* BEGIN Data for processing *

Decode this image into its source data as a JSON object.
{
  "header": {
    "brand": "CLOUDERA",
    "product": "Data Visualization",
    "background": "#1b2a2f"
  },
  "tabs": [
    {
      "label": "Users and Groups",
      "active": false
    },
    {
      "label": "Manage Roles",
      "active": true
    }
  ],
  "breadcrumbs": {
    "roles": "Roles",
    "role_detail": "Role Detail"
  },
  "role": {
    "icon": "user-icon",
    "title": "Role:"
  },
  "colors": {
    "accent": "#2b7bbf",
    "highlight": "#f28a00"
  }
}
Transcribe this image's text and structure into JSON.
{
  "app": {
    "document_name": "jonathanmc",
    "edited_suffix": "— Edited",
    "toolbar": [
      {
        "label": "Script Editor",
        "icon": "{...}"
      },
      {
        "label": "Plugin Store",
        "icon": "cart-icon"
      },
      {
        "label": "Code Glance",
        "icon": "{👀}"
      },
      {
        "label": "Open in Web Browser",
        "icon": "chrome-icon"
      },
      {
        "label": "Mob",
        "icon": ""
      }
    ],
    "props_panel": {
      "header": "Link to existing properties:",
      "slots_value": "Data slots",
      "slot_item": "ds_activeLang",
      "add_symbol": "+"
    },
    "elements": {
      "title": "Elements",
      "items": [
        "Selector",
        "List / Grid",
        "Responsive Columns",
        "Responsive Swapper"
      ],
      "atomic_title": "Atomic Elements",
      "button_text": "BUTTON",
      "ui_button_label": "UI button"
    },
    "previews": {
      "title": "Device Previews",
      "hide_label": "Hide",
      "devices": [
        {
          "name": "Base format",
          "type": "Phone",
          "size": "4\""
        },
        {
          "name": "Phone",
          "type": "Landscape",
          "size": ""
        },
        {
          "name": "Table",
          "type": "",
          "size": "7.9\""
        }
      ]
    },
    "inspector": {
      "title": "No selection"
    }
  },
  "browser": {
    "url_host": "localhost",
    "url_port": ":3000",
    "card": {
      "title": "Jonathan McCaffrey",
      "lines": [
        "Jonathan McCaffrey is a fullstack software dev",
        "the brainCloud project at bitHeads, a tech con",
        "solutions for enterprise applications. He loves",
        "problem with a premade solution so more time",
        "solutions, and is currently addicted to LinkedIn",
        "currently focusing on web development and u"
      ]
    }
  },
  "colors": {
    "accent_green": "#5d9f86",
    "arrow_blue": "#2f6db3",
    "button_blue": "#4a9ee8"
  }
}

* END Data for processing *

### Problem
Show the data once more, exactly as it was written.

### The response
Decode this image into its source data as a JSON object.
{
  "header": {
    "brand": "CLOUDERA",
    "product": "Data Visualization",
    "background": "#1b2a2f"
  },
  "tabs": [
    {
      "label": "Users and Groups",
      "active": false
    },
    {
      "label": "Manage Roles",
      "active": true
    }
  ],
  "breadcrumbs": {
    "roles": "Roles",
    "role_detail": "Role Detail"
  },
  "role": {
    "icon": "user-icon",
    "title": "Role:"
  },
  "colors": {
    "accent": "#2b7bbf",
    "highlight": "#f28a00"
  }
}
Transcribe this image's text and structure into JSON.
{
  "app": {
    "document_name": "jonathanmc",
    "edited_suffix": "— Edited",
    "toolbar": [
      {
        "label": "Script Editor",
        "icon": "{...}"
      },
      {
        "label": "Plugin Store",
        "icon": "cart-icon"
      },
      {
        "label": "Code Glance",
        "icon": "{👀}"
      },
      {
        "label": "Open in Web Browser",
        "icon": "chrome-icon"
      },
      {
        "label": "Mob",
        "icon": ""
      }
    ],
    "props_panel": {
      "header": "Link to existing properties:",
      "slots_value": "Data slots",
      "slot_item": "ds_activeLang",
      "add_symbol": "+"
    },
    "elements": {
      "title": "Elements",
      "items": [
        "Selector",
        "List / Grid",
        "Responsive Columns",
        "Responsive Swapper"
      ],
      "atomic_title": "Atomic Elements",
      "button_text": "BUTTON",
      "ui_button_label": "UI button"
    },
    "previews": {
      "title": "Device Previews",
      "hide_label": "Hide",
      "devices": [
        {
          "name": "Base format",
          "type": "Phone",
          "size": "4\""
        },
        {
          "name": "Phone",
          "type": "Landscape",
          "size": ""
        },
        {
          "name": "Table",
          "type": "",
          "size": "7.9\""
        }
      ]
    },
    "inspector": {
      "title": "No selection"
    }
  },
  "browser": {
    "url_host": "localhost",
    "url_port": ":3000",
    "card": {
      "title": "Jonathan McCaffrey",
      "lines": [
        "Jonathan McCaffrey is a fullstack software dev",
        "the brainCloud project at bitHeads, a tech con",
        "solutions for enterprise applications. He loves",
        "problem with a premade solution so more time",
        "solutions, and is currently addicted to LinkedIn",
        "currently focusing on web development and u"
      ]
    }
  },
  "colors": {
    "accent_green": "#5d9f86",
    "arrow_blue": "#2f6db3",
    "button_blue": "#4a9ee8"
  }
}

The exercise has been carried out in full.